##### Data shown #####

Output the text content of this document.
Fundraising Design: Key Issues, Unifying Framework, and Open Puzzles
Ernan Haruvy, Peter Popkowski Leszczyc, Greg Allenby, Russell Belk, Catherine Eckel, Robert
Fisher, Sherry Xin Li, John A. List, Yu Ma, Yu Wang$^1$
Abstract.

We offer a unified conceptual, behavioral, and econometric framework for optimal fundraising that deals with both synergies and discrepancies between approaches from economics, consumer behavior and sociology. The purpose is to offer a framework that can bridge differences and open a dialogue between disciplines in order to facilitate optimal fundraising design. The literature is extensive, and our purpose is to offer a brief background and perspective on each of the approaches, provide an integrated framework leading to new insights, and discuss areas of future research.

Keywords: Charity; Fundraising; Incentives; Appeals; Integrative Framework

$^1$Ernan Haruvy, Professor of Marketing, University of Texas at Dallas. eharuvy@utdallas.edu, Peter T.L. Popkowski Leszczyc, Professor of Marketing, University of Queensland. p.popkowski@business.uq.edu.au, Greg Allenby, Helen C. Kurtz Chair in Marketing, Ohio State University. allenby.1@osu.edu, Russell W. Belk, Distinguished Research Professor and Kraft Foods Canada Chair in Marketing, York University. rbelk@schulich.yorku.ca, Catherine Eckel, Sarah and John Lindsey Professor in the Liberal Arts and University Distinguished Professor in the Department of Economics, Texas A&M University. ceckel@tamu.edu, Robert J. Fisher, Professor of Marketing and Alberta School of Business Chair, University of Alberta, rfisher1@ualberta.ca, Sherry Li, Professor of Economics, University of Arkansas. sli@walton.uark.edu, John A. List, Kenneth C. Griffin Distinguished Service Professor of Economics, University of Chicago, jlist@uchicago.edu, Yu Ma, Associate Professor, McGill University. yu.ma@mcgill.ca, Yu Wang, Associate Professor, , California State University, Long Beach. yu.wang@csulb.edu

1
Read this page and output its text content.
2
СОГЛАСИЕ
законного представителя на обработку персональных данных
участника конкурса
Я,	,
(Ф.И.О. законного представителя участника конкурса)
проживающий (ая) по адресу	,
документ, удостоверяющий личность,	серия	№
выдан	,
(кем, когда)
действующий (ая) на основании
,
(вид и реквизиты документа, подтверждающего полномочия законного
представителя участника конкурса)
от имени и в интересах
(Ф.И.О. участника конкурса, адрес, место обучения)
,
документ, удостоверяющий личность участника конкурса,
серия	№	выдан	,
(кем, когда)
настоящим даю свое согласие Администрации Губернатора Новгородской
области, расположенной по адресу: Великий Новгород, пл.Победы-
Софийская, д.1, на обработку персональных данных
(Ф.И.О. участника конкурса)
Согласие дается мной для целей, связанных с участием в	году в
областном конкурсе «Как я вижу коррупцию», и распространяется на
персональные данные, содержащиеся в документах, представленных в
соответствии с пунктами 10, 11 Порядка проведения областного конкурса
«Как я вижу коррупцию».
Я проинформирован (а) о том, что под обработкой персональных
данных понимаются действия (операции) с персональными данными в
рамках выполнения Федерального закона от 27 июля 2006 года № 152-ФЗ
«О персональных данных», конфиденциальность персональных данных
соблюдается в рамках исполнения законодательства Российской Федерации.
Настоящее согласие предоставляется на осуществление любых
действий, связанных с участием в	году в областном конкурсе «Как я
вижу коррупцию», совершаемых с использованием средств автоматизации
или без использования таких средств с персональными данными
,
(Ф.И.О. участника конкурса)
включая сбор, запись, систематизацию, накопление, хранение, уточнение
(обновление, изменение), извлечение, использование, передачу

#####

= Aim =
Go through the records and show every line with the string "средств" in it.

= Response for this exercise =
вижу коррупцию», совершаемых с использованием средств автоматизации
или без использования таких средств с персональными данными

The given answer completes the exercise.